■ Listing
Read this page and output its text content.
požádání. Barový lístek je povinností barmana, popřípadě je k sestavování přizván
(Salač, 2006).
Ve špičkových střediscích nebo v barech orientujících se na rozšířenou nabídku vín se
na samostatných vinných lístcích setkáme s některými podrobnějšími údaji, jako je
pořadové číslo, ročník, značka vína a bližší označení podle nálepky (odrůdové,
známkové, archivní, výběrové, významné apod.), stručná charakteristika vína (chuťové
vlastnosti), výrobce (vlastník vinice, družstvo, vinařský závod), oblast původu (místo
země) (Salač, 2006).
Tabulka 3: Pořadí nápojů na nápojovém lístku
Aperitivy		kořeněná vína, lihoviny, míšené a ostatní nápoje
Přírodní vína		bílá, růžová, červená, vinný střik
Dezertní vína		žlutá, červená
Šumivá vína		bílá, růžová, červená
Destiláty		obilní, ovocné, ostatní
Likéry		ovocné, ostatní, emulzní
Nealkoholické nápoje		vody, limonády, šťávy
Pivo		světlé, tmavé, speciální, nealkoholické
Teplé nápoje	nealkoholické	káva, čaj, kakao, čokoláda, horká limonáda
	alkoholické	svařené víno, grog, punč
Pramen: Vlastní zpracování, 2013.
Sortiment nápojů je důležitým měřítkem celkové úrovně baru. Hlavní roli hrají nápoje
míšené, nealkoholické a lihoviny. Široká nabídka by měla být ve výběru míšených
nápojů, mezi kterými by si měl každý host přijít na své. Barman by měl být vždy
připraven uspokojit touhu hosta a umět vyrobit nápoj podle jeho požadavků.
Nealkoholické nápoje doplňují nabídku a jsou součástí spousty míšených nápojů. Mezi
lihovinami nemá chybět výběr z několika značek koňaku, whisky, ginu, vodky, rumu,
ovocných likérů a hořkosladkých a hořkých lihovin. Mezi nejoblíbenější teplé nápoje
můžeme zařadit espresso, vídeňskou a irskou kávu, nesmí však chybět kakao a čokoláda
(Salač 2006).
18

■ Short exercise
Return the entries above exactly as they appear.

■ Exercise answer
Read this page and output its text content.
požádání. Barový lístek je povinností barmana, popřípadě je k sestavování přizván
(Salač, 2006).
Ve špičkových střediscích nebo v barech orientujících se na rozšířenou nabídku vín se
na samostatných vinných lístcích setkáme s některými podrobnějšími údaji, jako je
pořadové číslo, ročník, značka vína a bližší označení podle nálepky (odrůdové,
známkové, archivní, výběrové, významné apod.), stručná charakteristika vína (chuťové
vlastnosti), výrobce (vlastník vinice, družstvo, vinařský závod), oblast původu (místo
země) (Salač, 2006).
Tabulka 3: Pořadí nápojů na nápojovém lístku
Aperitivy		kořeněná vína, lihoviny, míšené a ostatní nápoje
Přírodní vína		bílá, růžová, červená, vinný střik
Dezertní vína		žlutá, červená
Šumivá vína		bílá, růžová, červená
Destiláty		obilní, ovocné, ostatní
Likéry		ovocné, ostatní, emulzní
Nealkoholické nápoje		vody, limonády, šťávy
Pivo		světlé, tmavé, speciální, nealkoholické
Teplé nápoje	nealkoholické	káva, čaj, kakao, čokoláda, horká limonáda
	alkoholické	svařené víno, grog, punč
Pramen: Vlastní zpracování, 2013.
Sortiment nápojů je důležitým měřítkem celkové úrovně baru. Hlavní roli hrají nápoje
míšené, nealkoholické a lihoviny. Široká nabídka by měla být ve výběru míšených
nápojů, mezi kterými by si měl každý host přijít na své. Barman by měl být vždy
připraven uspokojit touhu hosta a umět vyrobit nápoj podle jeho požadavků.
Nealkoholické nápoje doplňují nabídku a jsou součástí spousty míšených nápojů. Mezi
lihovinami nemá chybět výběr z několika značek koňaku, whisky, ginu, vodky, rumu,
ovocných likérů a hořkosladkých a hořkých lihovin. Mezi nejoblíbenější teplé nápoje
můžeme zařadit espresso, vídeňskou a irskou kávu, nesmí však chybět kakao a čokoláda
(Salač 2006).
18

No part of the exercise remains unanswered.